[Extracted data entries]
********************

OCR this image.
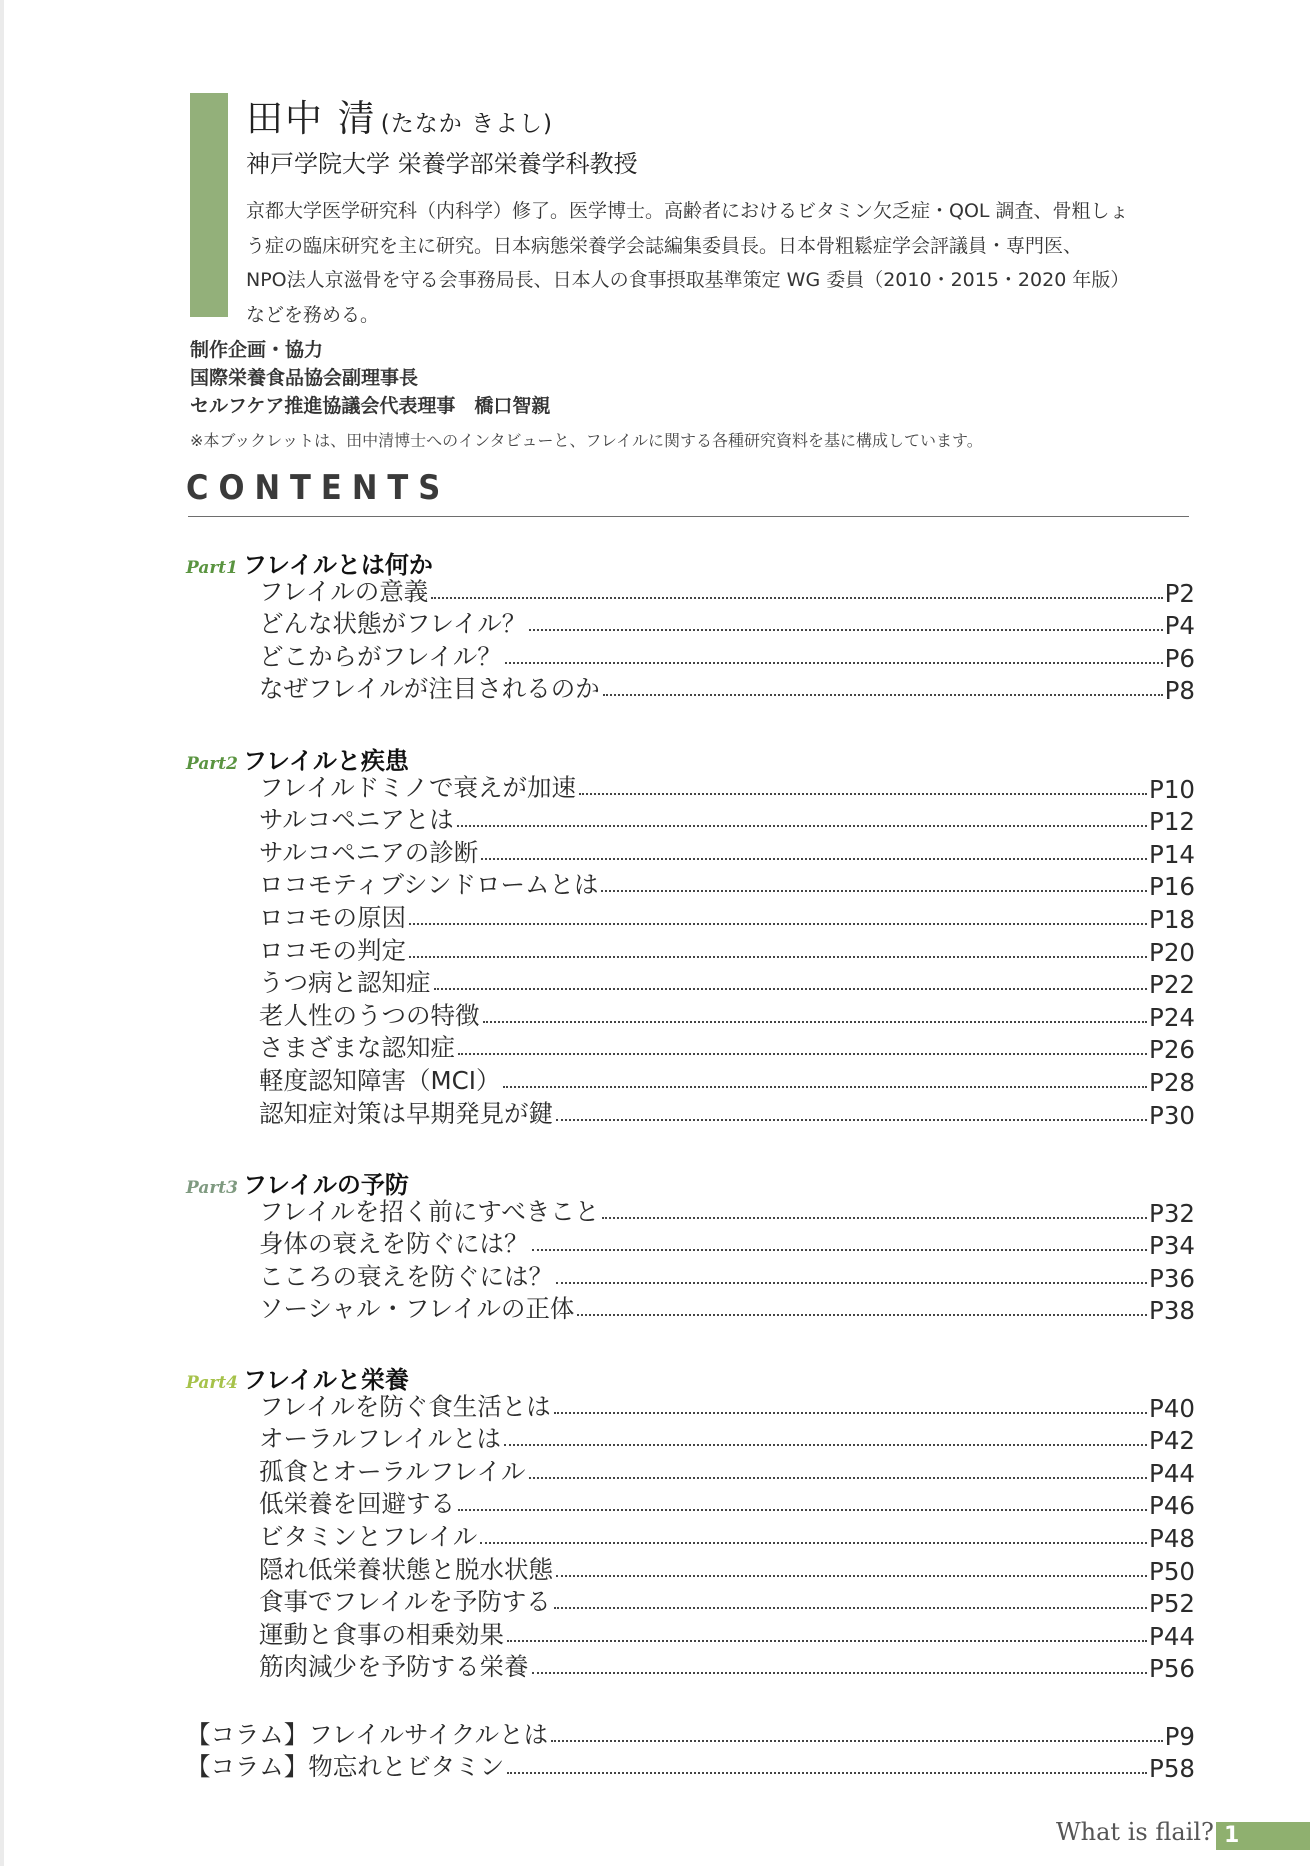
田中 清 (たなか きよし)
神戸学院大学 栄養学部栄養学科教授
京都大学医学研究科（内科学）修了。医学博士。高齢者におけるビタミン欠乏症・QOL 調査、骨粗しょ
う症の臨床研究を主に研究。日本病態栄養学会誌編集委員長。日本骨粗鬆症学会評議員・専門医、
NPO法人京滋骨を守る会事務局長、日本人の食事摂取基準策定 WG 委員（2010・2015・2020 年版）
などを務める。
制作企画・協力
国際栄養食品協会副理事長
セルフケア推進協議会代表理事　橋口智親
※本ブックレットは、田中清博士へのインタビューと、フレイルに関する各種研究資料を基に構成しています。
CONTENTS
Part1 フレイルとは何か
フレイルの意義	P2
どんな状態がフレイル？	P4
どこからがフレイル？	P6
なぜフレイルが注目されるのか	P8
Part2 フレイルと疾患
フレイルドミノで衰えが加速	P10
サルコペニアとは	P12
サルコペニアの診断	P14
ロコモティブシンドロームとは	P16
ロコモの原因	P18
ロコモの判定	P20
うつ病と認知症	P22
老人性のうつの特徴	P24
さまざまな認知症	P26
軽度認知障害（MCI）	P28
認知症対策は早期発見が鍵	P30
Part3 フレイルの予防
フレイルを招く前にすべきこと	P32
身体の衰えを防ぐには？	P34
こころの衰えを防ぐには？	P36
ソーシャル・フレイルの正体	P38
Part4 フレイルと栄養
フレイルを防ぐ食生活とは	P40
オーラルフレイルとは	P42
孤食とオーラルフレイル	P44
低栄養を回避する	P46
ビタミンとフレイル	P48
隠れ低栄養状態と脱水状態	P50
食事でフレイルを予防する	P52
運動と食事の相乗効果	P44
筋肉減少を予防する栄養	P56
【コラム】フレイルサイクルとは	P9
【コラム】物忘れとビタミン	P58
What is flail? 1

********************

EXERCISE DESCRIPTION
Repeat the listing in full and exactly. Do not include any images.

SOLUTION BELOW
OCR this image.
田中 清 (たなか きよし)
神戸学院大学 栄養学部栄養学科教授
京都大学医学研究科（内科学）修了。医学博士。高齢者におけるビタミン欠乏症・QOL 調査、骨粗しょ
う症の臨床研究を主に研究。日本病態栄養学会誌編集委員長。日本骨粗鬆症学会評議員・専門医、
NPO法人京滋骨を守る会事務局長、日本人の食事摂取基準策定 WG 委員（2010・2015・2020 年版）
などを務める。
制作企画・協力
国際栄養食品協会副理事長
セルフケア推進協議会代表理事　橋口智親
※本ブックレットは、田中清博士へのインタビューと、フレイルに関する各種研究資料を基に構成しています。
CONTENTS
Part1 フレイルとは何か
フレイルの意義	P2
どんな状態がフレイル？	P4
どこからがフレイル？	P6
なぜフレイルが注目されるのか	P8
Part2 フレイルと疾患
フレイルドミノで衰えが加速	P10
サルコペニアとは	P12
サルコペニアの診断	P14
ロコモティブシンドロームとは	P16
ロコモの原因	P18
ロコモの判定	P20
うつ病と認知症	P22
老人性のうつの特徴	P24
さまざまな認知症	P26
軽度認知障害（MCI）	P28
認知症対策は早期発見が鍵	P30
Part3 フレイルの予防
フレイルを招く前にすべきこと	P32
身体の衰えを防ぐには？	P34
こころの衰えを防ぐには？	P36
ソーシャル・フレイルの正体	P38
Part4 フレイルと栄養
フレイルを防ぐ食生活とは	P40
オーラルフレイルとは	P42
孤食とオーラルフレイル	P44
低栄養を回避する	P46
ビタミンとフレイル	P48
隠れ低栄養状態と脱水状態	P50
食事でフレイルを予防する	P52
運動と食事の相乗効果	P44
筋肉減少を予防する栄養	P56
【コラム】フレイルサイクルとは	P9
【コラム】物忘れとビタミン	P58
What is flail? 1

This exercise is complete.